**** EXERCISE MATERIAL
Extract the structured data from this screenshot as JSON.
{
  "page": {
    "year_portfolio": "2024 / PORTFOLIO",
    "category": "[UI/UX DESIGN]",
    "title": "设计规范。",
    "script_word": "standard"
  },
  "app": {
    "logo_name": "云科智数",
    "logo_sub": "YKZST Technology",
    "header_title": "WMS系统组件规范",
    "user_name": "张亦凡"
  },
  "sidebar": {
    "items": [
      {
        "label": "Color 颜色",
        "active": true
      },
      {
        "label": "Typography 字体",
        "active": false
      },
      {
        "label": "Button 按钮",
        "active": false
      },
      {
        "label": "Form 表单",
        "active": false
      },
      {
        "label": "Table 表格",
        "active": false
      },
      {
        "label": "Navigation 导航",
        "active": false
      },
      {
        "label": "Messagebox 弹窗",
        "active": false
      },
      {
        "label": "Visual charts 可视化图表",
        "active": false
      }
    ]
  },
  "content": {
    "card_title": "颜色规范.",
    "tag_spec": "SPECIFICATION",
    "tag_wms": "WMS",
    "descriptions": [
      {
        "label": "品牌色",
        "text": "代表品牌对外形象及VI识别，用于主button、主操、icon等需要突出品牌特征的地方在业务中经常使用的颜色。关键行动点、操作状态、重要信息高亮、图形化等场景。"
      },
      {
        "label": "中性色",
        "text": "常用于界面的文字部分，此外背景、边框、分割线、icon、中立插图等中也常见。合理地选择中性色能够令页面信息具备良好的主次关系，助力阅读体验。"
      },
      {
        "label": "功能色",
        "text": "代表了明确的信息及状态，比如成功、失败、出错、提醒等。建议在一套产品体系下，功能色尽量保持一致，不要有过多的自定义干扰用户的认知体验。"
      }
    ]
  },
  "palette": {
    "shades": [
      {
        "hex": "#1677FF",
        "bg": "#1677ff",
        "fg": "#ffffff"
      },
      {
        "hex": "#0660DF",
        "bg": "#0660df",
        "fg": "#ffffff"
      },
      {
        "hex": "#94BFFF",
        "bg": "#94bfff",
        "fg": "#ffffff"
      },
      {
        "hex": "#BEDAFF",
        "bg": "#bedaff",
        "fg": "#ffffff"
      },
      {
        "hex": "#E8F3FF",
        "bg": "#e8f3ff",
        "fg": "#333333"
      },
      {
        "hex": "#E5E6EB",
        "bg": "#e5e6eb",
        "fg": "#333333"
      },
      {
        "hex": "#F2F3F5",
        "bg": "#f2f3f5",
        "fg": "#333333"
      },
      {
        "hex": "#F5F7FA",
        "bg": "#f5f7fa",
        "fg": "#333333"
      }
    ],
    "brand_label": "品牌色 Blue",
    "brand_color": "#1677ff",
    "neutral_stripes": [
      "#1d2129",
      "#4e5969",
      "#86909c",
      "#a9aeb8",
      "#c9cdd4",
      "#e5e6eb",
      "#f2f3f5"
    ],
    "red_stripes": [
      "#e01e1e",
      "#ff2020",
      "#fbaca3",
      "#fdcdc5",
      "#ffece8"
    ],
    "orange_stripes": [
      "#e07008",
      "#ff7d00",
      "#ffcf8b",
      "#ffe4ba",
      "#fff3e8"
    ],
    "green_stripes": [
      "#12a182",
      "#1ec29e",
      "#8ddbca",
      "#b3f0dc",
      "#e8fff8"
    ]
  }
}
********
* **REQUIRED WORK**: Copy out all lines from the material above that contain the string "text".

* **OUTPUT FOR THIS TASK**:
        "text": "代表品牌对外形象及VI识别，用于主button、主操、icon等需要突出品牌特征的地方在业务中经常使用的颜色。关键行动点、操作状态、重要信息高亮、图形化等场景。"
        "text": "常用于界面的文字部分，此外背景、边框、分割线、icon、中立插图等中也常见。合理地选择中性色能够令页面信息具备良好的主次关系，助力阅读体验。"
        "text": "代表了明确的信息及状态，比如成功、失败、出错、提醒等。建议在一套产品体系下，功能色尽量保持一致，不要有过多的自定义干扰用户的认知体验。"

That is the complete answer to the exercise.